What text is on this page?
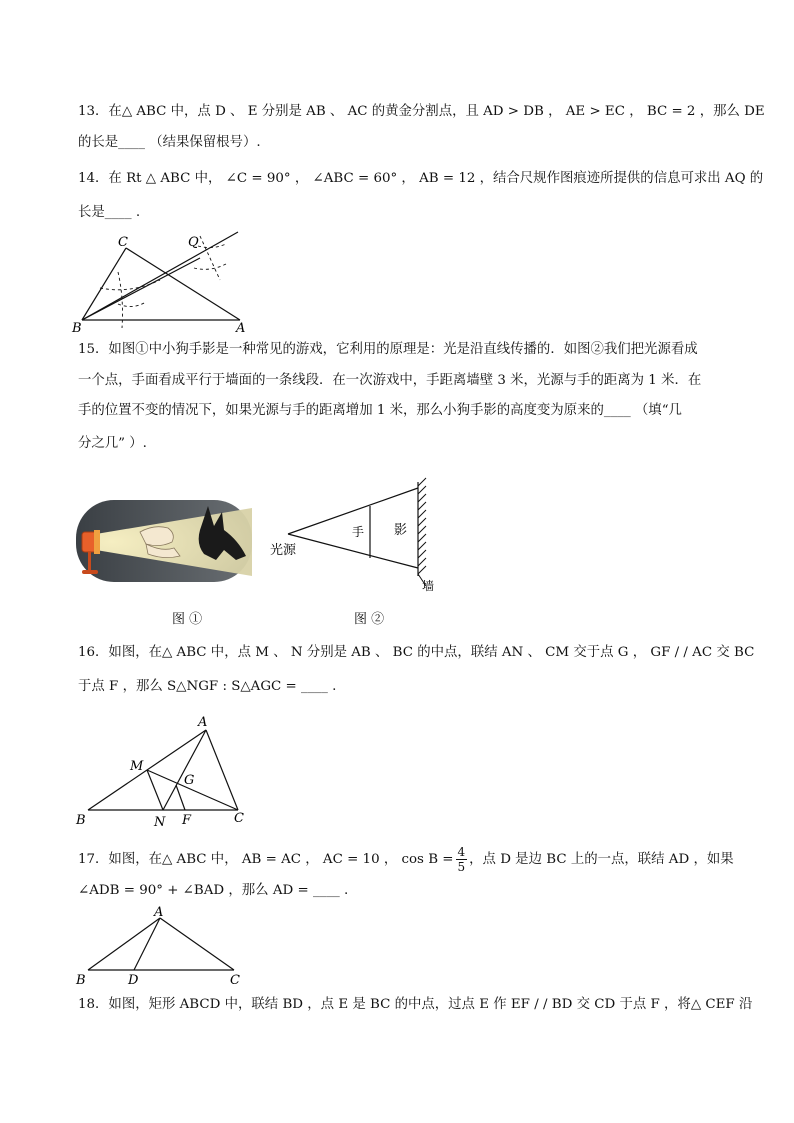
13．在△ ABC 中，点 D 、 E 分别是 AB 、 AC 的黄金分割点，且 AD > DB ， AE > EC ， BC = 2 ，那么 DE
的长是____ （结果保留根号）.
14．在 Rt △ ABC 中， ∠C = 90° ， ∠ABC = 60° ， AB = 12 ，结合尺规作图痕迹所提供的信息可求出 AQ 的
长是____ .
C	Q
B	A
15．如图①中小狗手影是一种常见的游戏，它利用的原理是：光是沿直线传播的．如图②我们把光源看成
一个点，手面看成平行于墙面的一条线段．在一次游戏中，手距离墙壁 3 米，光源与手的距离为 1 米．在
手的位置不变的情况下，如果光源与手的距离增加 1 米，那么小狗手影的高度变为原来的____ （填“几
分之几” ）.
图 ①
光源
手 影
墙
图 ②
16．如图，在△ ABC 中，点 M 、 N 分别是 AB 、 BC 的中点，联结 AN 、 CM 交于点 G ， GF / / AC 交 BC
于点 F ，那么 S△NGF : S△AGC = ____ .
A
M
G
B	N F	C
17．如图，在△ ABC 中， AB = AC ， AC = 10 ， $\cos B = \frac{4}{5}$ ，点 D 是边 BC 上的一点，联结 AD ，如果
∠ADB = 90° + ∠BAD ，那么 AD = ____ .
A
B	D	C
18．如图，矩形 ABCD 中，联结 BD ，点 E 是 BC 的中点，过点 E 作 EF / / BD 交 CD 于点 F ，将△ CEF 沿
- - - - -
Work instructions = Drop the images and repeat the data exactly.

The response =
What text is on this page?
13．在△ ABC 中，点 D 、 E 分别是 AB 、 AC 的黄金分割点，且 AD > DB ， AE > EC ， BC = 2 ，那么 DE
的长是____ （结果保留根号）.
14．在 Rt △ ABC 中， ∠C = 90° ， ∠ABC = 60° ， AB = 12 ，结合尺规作图痕迹所提供的信息可求出 AQ 的
长是____ .
C	Q
B	A
15．如图①中小狗手影是一种常见的游戏，它利用的原理是：光是沿直线传播的．如图②我们把光源看成
一个点，手面看成平行于墙面的一条线段．在一次游戏中，手距离墙壁 3 米，光源与手的距离为 1 米．在
手的位置不变的情况下，如果光源与手的距离增加 1 米，那么小狗手影的高度变为原来的____ （填“几
分之几” ）.
图 ①
光源
手 影
墙
图 ②
16．如图，在△ ABC 中，点 M 、 N 分别是 AB 、 BC 的中点，联结 AN 、 CM 交于点 G ， GF / / AC 交 BC
于点 F ，那么 S△NGF : S△AGC = ____ .
A
M
G
B	N F	C
17．如图，在△ ABC 中， AB = AC ， AC = 10 ， $\cos B = \frac{4}{5}$ ，点 D 是边 BC 上的一点，联结 AD ，如果
∠ADB = 90° + ∠BAD ，那么 AD = ____ .
A
B	D	C
18．如图，矩形 ABCD 中，联结 BD ，点 E 是 BC 的中点，过点 E 作 EF / / BD 交 CD 于点 F ，将△ CEF 沿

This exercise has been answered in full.